-------- RAW DATA

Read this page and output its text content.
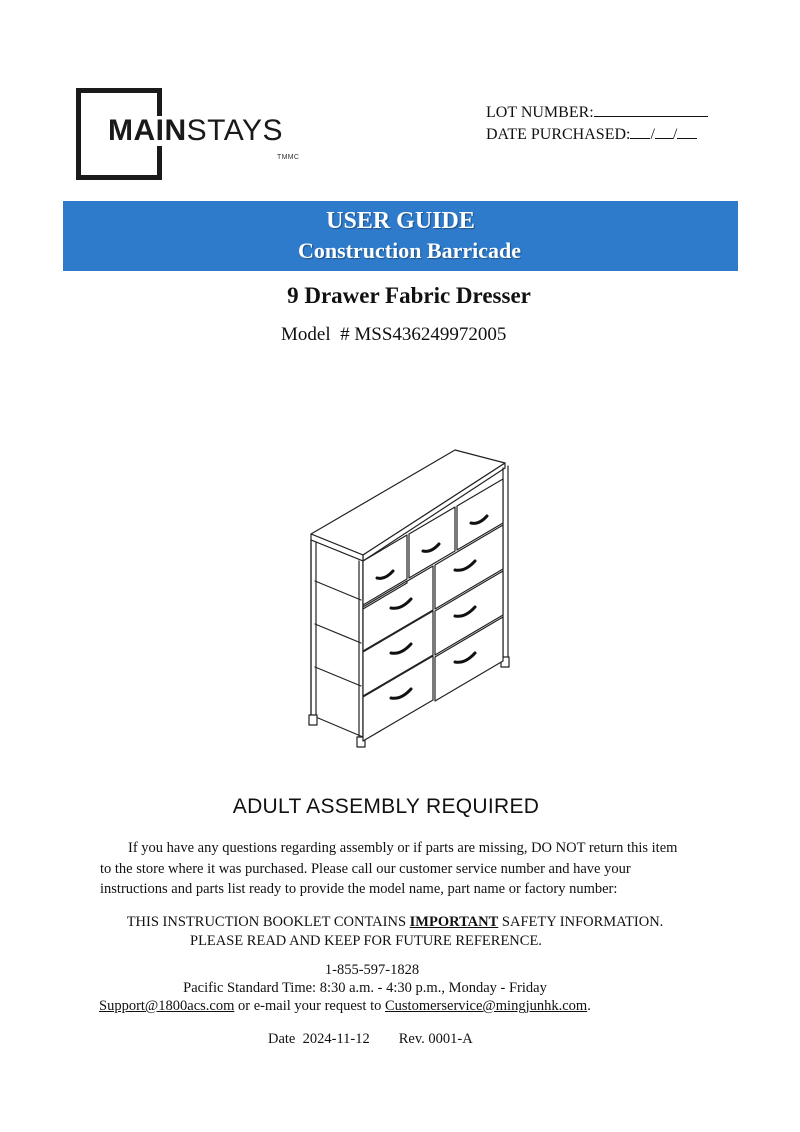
MAINSTAYS
TMMC
LOT NUMBER:
DATE PURCHASED: / /
USER GUIDE
Construction Barricade
9 Drawer Fabric Dresser
Model  # MSS436249972005
ADULT ASSEMBLY REQUIRED
If you have any questions regarding assembly or if parts are missing, DO NOT return this item to the store where it was purchased. Please call our customer service number and have your instructions and parts list ready to provide the model name, part name or factory number:
THIS INSTRUCTION BOOKLET CONTAINS IMPORTANT SAFETY INFORMATION.
PLEASE READ AND KEEP FOR FUTURE REFERENCE.
1-855-597-1828
Pacific Standard Time: 8:30 a.m. - 4:30 p.m., Monday - Friday
Support@1800acs.com or e-mail your request to Customerservice@mingjunhk.com.
Date  2024-11-12        Rev. 0001-A
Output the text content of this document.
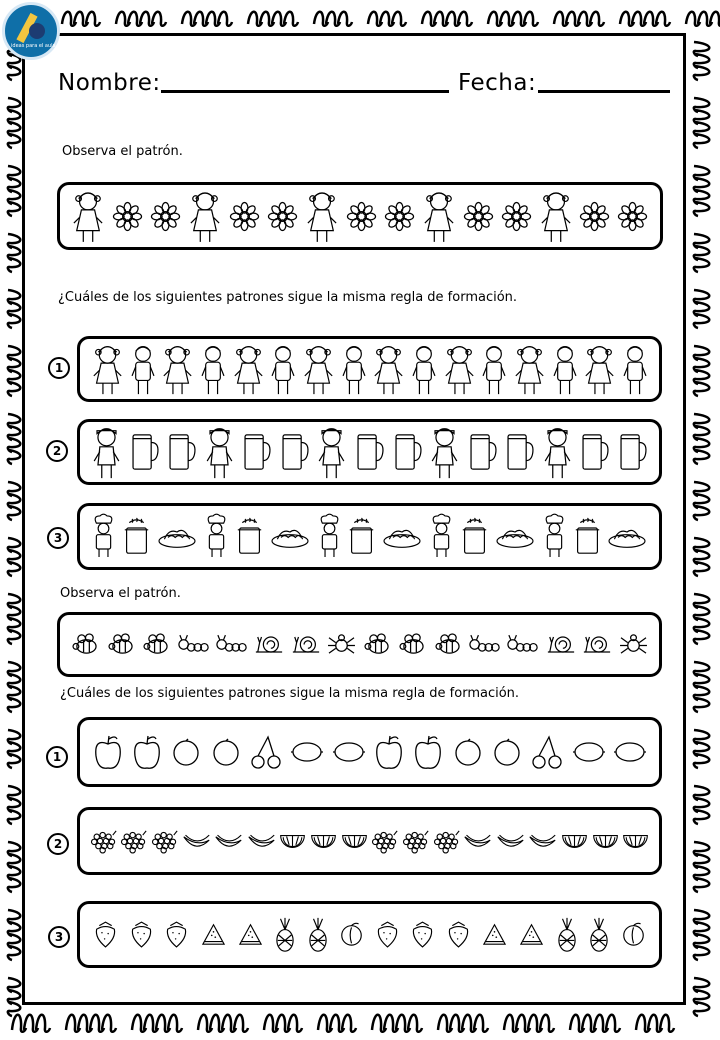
ideas para el aula
Nombre:	Fecha:
Observa el patrón.
¿Cuáles de los siguientes patrones sigue la misma regla de formación.
1
2
3
Observa el patrón.
¿Cuáles de los siguientes patrones sigue la misma regla de formación.
1
2
3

----------------

OBJECTIVE: Without including any picture, repeat the data exactly.

COMPLETE OUTPUT:
Read this page and output its text content.
MAINSTAYS
TMMC
LOT NUMBER:
DATE PURCHASED: / /
USER GUIDE
Construction Barricade
9 Drawer Fabric Dresser
Model  # MSS436249972005
ADULT ASSEMBLY REQUIRED
If you have any questions regarding assembly or if parts are missing, DO NOT return this item to the store where it was purchased. Please call our customer service number and have your instructions and parts list ready to provide the model name, part name or factory number:
THIS INSTRUCTION BOOKLET CONTAINS IMPORTANT SAFETY INFORMATION.
PLEASE READ AND KEEP FOR FUTURE REFERENCE.
1-855-597-1828
Pacific Standard Time: 8:30 a.m. - 4:30 p.m., Monday - Friday
Support@1800acs.com or e-mail your request to Customerservice@mingjunhk.com.
Date  2024-11-12        Rev. 0001-A
Output the text content of this document.
ideas para el aula
Nombre:	Fecha:
Observa el patrón.
¿Cuáles de los siguientes patrones sigue la misma regla de formación.
1
2
3
Observa el patrón.
¿Cuáles de los siguientes patrones sigue la misma regla de formación.
1
2
3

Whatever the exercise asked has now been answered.